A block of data
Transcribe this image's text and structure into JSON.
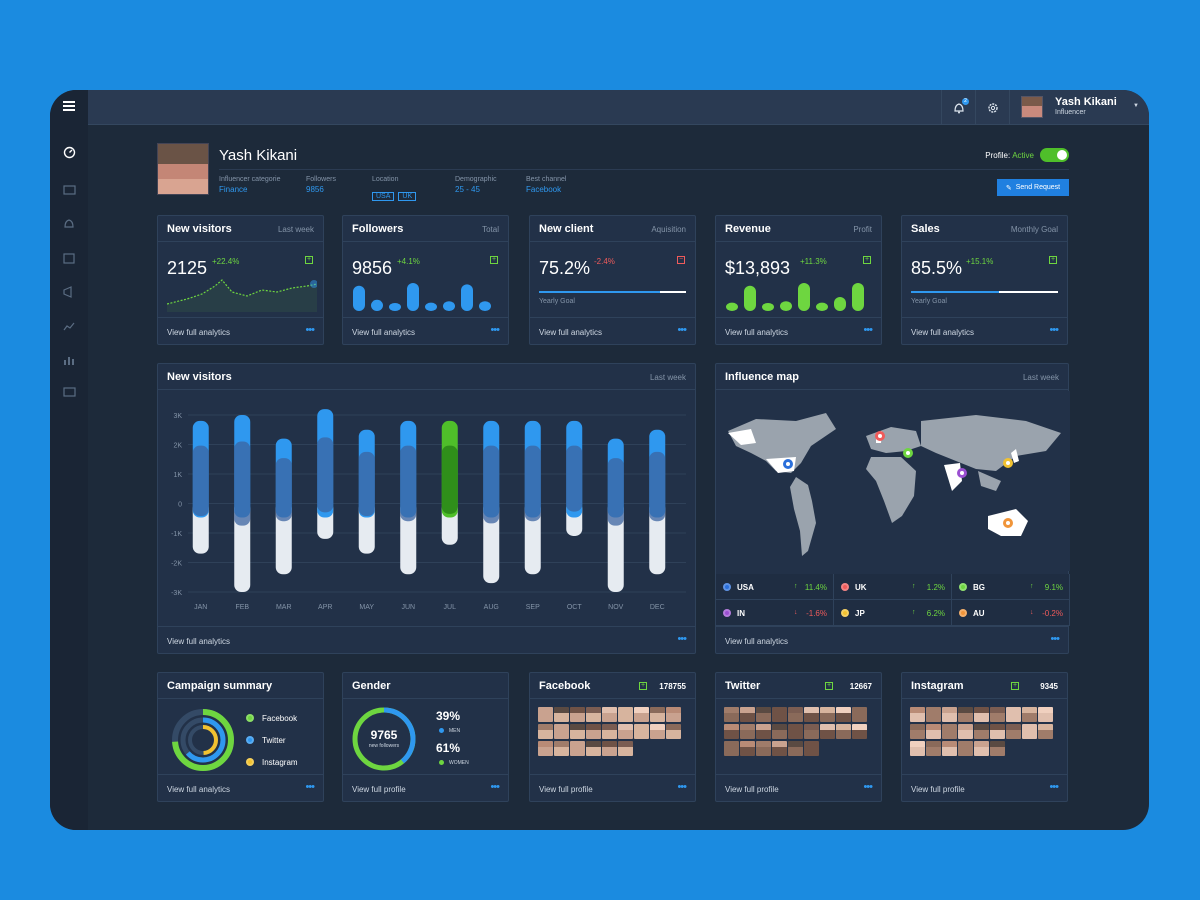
{
  "topbar": {
    "notification_count": "2",
    "user_name": "Yash Kikani",
    "user_role": "Influencer"
  },
  "profile": {
    "name": "Yash Kikani",
    "status_label": "Profile:",
    "status_value": "Active",
    "send_request": "Send Request",
    "fields": [
      {
        "label": "Influencer categorie",
        "value": "Finance"
      },
      {
        "label": "Followers",
        "value": "9856"
      },
      {
        "label": "Location",
        "tags": [
          "USA",
          "UK"
        ]
      },
      {
        "label": "Demographic",
        "value": "25 - 45"
      },
      {
        "label": "Best channel",
        "value": "Facebook"
      }
    ]
  },
  "stats": [
    {
      "title": "New visitors",
      "sub": "Last week",
      "value": "2125",
      "change": "+22.4%",
      "trend": "up",
      "footer": "View full analytics"
    },
    {
      "title": "Followers",
      "sub": "Total",
      "value": "9856",
      "change": "+4.1%",
      "trend": "up",
      "footer": "View full analytics"
    },
    {
      "title": "New client",
      "sub": "Aquisition",
      "value": "75.2%",
      "change": "-2.4%",
      "trend": "down",
      "goal_label": "Yearly Goal",
      "goal_progress": 0.82,
      "footer": "View full analytics"
    },
    {
      "title": "Revenue",
      "sub": "Profit",
      "value": "$13,893",
      "change": "+11.3%",
      "trend": "up",
      "footer": "View full analytics"
    },
    {
      "title": "Sales",
      "sub": "Monthly Goal",
      "value": "85.5%",
      "change": "+15.1%",
      "trend": "up",
      "goal_label": "Yearly Goal",
      "goal_progress": 0.6,
      "footer": "View full analytics"
    }
  ],
  "visitors_chart": {
    "title": "New visitors",
    "sub": "Last week",
    "footer": "View full analytics",
    "highlight_color": "#4fbf2a",
    "chart_data": {
      "type": "bar",
      "categories": [
        "JAN",
        "FEB",
        "MAR",
        "APR",
        "MAY",
        "JUN",
        "JUL",
        "AUG",
        "SEP",
        "OCT",
        "NOV",
        "DEC"
      ],
      "y_ticks": [
        "3K",
        "2K",
        "1K",
        "0",
        "-1K",
        "-2K",
        "-3K"
      ],
      "ylim": [
        -3000,
        3000
      ],
      "highlight": "JUL",
      "series": [
        {
          "values": [
            2800,
            3000,
            2200,
            3200,
            2500,
            2800,
            2800,
            2800,
            2800,
            2800,
            2200,
            2500
          ]
        },
        {
          "values": [
            -1700,
            -3000,
            -2400,
            -1200,
            -1700,
            -2400,
            -1400,
            -2700,
            -2400,
            -1100,
            -3000,
            -2400
          ]
        }
      ]
    }
  },
  "map": {
    "title": "Influence map",
    "sub": "Last week",
    "footer": "View full analytics",
    "countries": [
      {
        "code": "USA",
        "change": "11.4%",
        "trend": "up",
        "color": "#2a6fdb"
      },
      {
        "code": "UK",
        "change": "1.2%",
        "trend": "up",
        "color": "#ef5b5b"
      },
      {
        "code": "BG",
        "change": "9.1%",
        "trend": "up",
        "color": "#6ed640"
      },
      {
        "code": "IN",
        "change": "-1.6%",
        "trend": "down",
        "color": "#9b4fd1"
      },
      {
        "code": "JP",
        "change": "6.2%",
        "trend": "up",
        "color": "#f2c230"
      },
      {
        "code": "AU",
        "change": "-0.2%",
        "trend": "down",
        "color": "#f0953a"
      }
    ]
  },
  "campaign": {
    "title": "Campaign summary",
    "footer": "View full analytics",
    "legend": [
      {
        "name": "Facebook",
        "color": "#6ed640"
      },
      {
        "name": "Twitter",
        "color": "#2f98ef"
      },
      {
        "name": "Instagram",
        "color": "#f2c230"
      }
    ]
  },
  "gender": {
    "title": "Gender",
    "total": "9765",
    "total_label": "new followers",
    "men_pct": "39%",
    "men_label": "MEN",
    "women_pct": "61%",
    "women_label": "WOMEN",
    "footer": "View full profile"
  },
  "socials": [
    {
      "title": "Facebook",
      "count": "178755",
      "footer": "View full profile"
    },
    {
      "title": "Twitter",
      "count": "12667",
      "footer": "View full profile"
    },
    {
      "title": "Instagram",
      "count": "9345",
      "footer": "View full profile"
    }
  ]
}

AIM OF THE TASK - Leaving all pictures aside, quote each record exactly.

ANSWER IN FULL -
Transcribe this image's text and structure into JSON.
{
  "topbar": {
    "notification_count": "2",
    "user_name": "Yash Kikani",
    "user_role": "Influencer"
  },
  "profile": {
    "name": "Yash Kikani",
    "status_label": "Profile:",
    "status_value": "Active",
    "send_request": "Send Request",
    "fields": [
      {
        "label": "Influencer categorie",
        "value": "Finance"
      },
      {
        "label": "Followers",
        "value": "9856"
      },
      {
        "label": "Location",
        "tags": [
          "USA",
          "UK"
        ]
      },
      {
        "label": "Demographic",
        "value": "25 - 45"
      },
      {
        "label": "Best channel",
        "value": "Facebook"
      }
    ]
  },
  "stats": [
    {
      "title": "New visitors",
      "sub": "Last week",
      "value": "2125",
      "change": "+22.4%",
      "trend": "up",
      "footer": "View full analytics"
    },
    {
      "title": "Followers",
      "sub": "Total",
      "value": "9856",
      "change": "+4.1%",
      "trend": "up",
      "footer": "View full analytics"
    },
    {
      "title": "New client",
      "sub": "Aquisition",
      "value": "75.2%",
      "change": "-2.4%",
      "trend": "down",
      "goal_label": "Yearly Goal",
      "goal_progress": 0.82,
      "footer": "View full analytics"
    },
    {
      "title": "Revenue",
      "sub": "Profit",
      "value": "$13,893",
      "change": "+11.3%",
      "trend": "up",
      "footer": "View full analytics"
    },
    {
      "title": "Sales",
      "sub": "Monthly Goal",
      "value": "85.5%",
      "change": "+15.1%",
      "trend": "up",
      "goal_label": "Yearly Goal",
      "goal_progress": 0.6,
      "footer": "View full analytics"
    }
  ],
  "visitors_chart": {
    "title": "New visitors",
    "sub": "Last week",
    "footer": "View full analytics",
    "highlight_color": "#4fbf2a",
    "chart_data": {
      "type": "bar",
      "categories": [
        "JAN",
        "FEB",
        "MAR",
        "APR",
        "MAY",
        "JUN",
        "JUL",
        "AUG",
        "SEP",
        "OCT",
        "NOV",
        "DEC"
      ],
      "y_ticks": [
        "3K",
        "2K",
        "1K",
        "0",
        "-1K",
        "-2K",
        "-3K"
      ],
      "ylim": [
        -3000,
        3000
      ],
      "highlight": "JUL",
      "series": [
        {
          "values": [
            2800,
            3000,
            2200,
            3200,
            2500,
            2800,
            2800,
            2800,
            2800,
            2800,
            2200,
            2500
          ]
        },
        {
          "values": [
            -1700,
            -3000,
            -2400,
            -1200,
            -1700,
            -2400,
            -1400,
            -2700,
            -2400,
            -1100,
            -3000,
            -2400
          ]
        }
      ]
    }
  },
  "map": {
    "title": "Influence map",
    "sub": "Last week",
    "footer": "View full analytics",
    "countries": [
      {
        "code": "USA",
        "change": "11.4%",
        "trend": "up",
        "color": "#2a6fdb"
      },
      {
        "code": "UK",
        "change": "1.2%",
        "trend": "up",
        "color": "#ef5b5b"
      },
      {
        "code": "BG",
        "change": "9.1%",
        "trend": "up",
        "color": "#6ed640"
      },
      {
        "code": "IN",
        "change": "-1.6%",
        "trend": "down",
        "color": "#9b4fd1"
      },
      {
        "code": "JP",
        "change": "6.2%",
        "trend": "up",
        "color": "#f2c230"
      },
      {
        "code": "AU",
        "change": "-0.2%",
        "trend": "down",
        "color": "#f0953a"
      }
    ]
  },
  "campaign": {
    "title": "Campaign summary",
    "footer": "View full analytics",
    "legend": [
      {
        "name": "Facebook",
        "color": "#6ed640"
      },
      {
        "name": "Twitter",
        "color": "#2f98ef"
      },
      {
        "name": "Instagram",
        "color": "#f2c230"
      }
    ]
  },
  "gender": {
    "title": "Gender",
    "total": "9765",
    "total_label": "new followers",
    "men_pct": "39%",
    "men_label": "MEN",
    "women_pct": "61%",
    "women_label": "WOMEN",
    "footer": "View full profile"
  },
  "socials": [
    {
      "title": "Facebook",
      "count": "178755",
      "footer": "View full profile"
    },
    {
      "title": "Twitter",
      "count": "12667",
      "footer": "View full profile"
    },
    {
      "title": "Instagram",
      "count": "9345",
      "footer": "View full profile"
    }
  ]
}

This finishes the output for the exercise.